| WHAT IS EXPECTED |
Write out every line below that includes the word "mobility".

<<<<

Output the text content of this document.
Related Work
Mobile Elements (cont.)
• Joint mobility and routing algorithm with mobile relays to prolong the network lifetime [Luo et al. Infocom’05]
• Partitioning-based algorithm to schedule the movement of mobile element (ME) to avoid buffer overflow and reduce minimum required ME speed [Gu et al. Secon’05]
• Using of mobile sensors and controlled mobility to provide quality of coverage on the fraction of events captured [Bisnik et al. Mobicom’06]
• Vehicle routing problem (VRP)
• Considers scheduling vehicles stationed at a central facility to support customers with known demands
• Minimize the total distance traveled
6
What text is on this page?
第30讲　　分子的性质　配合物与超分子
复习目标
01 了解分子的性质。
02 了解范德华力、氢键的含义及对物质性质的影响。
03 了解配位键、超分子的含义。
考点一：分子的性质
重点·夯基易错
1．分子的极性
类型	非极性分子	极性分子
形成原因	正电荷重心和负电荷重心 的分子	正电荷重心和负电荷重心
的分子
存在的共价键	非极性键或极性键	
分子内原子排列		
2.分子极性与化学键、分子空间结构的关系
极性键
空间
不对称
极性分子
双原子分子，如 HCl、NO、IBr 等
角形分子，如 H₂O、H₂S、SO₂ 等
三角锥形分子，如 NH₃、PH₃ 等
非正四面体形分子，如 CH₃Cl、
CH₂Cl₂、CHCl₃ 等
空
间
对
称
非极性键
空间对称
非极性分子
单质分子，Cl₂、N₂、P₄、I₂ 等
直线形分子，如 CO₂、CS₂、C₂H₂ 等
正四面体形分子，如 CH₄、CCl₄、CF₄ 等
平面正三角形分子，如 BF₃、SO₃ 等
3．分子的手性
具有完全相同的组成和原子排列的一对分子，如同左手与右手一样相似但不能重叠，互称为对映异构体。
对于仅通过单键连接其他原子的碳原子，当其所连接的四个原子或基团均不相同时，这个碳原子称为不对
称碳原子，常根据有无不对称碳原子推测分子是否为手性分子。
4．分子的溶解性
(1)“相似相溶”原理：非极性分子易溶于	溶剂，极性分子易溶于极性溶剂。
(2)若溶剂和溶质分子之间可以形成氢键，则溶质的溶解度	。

>>>>

| SOLUTION |
• Joint mobility and routing algorithm with mobile relays to prolong the network lifetime [Luo et al. Infocom’05]
• Using of mobile sensors and controlled mobility to provide quality of coverage on the fraction of events captured [Bisnik et al. Mobicom’06]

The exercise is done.